**** Dataset entries ****

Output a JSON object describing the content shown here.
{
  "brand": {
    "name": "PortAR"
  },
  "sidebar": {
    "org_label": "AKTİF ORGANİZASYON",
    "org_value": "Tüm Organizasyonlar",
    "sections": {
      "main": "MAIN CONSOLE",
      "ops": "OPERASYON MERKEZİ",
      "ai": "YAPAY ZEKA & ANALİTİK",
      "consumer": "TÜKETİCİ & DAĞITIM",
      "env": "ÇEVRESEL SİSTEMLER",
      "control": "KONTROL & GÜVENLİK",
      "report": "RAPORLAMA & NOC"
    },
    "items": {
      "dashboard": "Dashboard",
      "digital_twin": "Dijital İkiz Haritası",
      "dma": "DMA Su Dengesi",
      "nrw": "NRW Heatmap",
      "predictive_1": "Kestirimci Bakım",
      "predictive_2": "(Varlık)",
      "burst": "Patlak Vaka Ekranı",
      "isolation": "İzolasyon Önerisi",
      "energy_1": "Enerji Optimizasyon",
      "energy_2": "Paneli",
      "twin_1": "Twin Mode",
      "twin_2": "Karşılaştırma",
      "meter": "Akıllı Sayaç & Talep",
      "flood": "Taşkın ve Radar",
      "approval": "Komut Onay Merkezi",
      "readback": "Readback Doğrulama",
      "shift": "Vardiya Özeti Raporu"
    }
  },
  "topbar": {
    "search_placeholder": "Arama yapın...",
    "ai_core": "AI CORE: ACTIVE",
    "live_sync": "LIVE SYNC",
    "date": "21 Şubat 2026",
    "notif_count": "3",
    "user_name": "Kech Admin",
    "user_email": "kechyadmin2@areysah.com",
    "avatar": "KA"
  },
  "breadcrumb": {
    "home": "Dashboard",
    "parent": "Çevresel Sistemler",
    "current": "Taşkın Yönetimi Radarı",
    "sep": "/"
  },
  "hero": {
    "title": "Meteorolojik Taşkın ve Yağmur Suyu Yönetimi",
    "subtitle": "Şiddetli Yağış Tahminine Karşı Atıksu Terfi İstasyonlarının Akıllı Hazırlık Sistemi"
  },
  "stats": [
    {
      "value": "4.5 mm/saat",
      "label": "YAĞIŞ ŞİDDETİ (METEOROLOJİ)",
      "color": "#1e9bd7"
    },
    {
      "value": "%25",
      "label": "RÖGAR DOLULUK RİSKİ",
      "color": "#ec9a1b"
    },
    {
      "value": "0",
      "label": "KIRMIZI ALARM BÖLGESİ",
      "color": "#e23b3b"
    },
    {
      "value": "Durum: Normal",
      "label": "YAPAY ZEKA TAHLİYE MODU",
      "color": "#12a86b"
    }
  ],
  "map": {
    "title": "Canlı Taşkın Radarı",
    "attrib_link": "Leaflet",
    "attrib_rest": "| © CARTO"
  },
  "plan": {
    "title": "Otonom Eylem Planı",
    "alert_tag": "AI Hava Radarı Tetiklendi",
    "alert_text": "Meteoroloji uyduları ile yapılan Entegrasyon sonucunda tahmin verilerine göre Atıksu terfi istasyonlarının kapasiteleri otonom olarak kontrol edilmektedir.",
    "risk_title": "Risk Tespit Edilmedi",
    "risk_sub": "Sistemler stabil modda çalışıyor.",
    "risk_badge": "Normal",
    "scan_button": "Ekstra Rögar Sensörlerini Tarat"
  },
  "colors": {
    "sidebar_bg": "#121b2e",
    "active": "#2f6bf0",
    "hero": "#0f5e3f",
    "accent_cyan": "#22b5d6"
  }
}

****

▸ **Task objective**:
List each line of the records that holds the string "Akıllı".

▸ **Task answer**:
      "meter": "Akıllı Sayaç & Talep",
    "subtitle": "Şiddetli Yağış Tahminine Karşı Atıksu Terfi İstasyonlarının Akıllı Hazırlık Sistemi"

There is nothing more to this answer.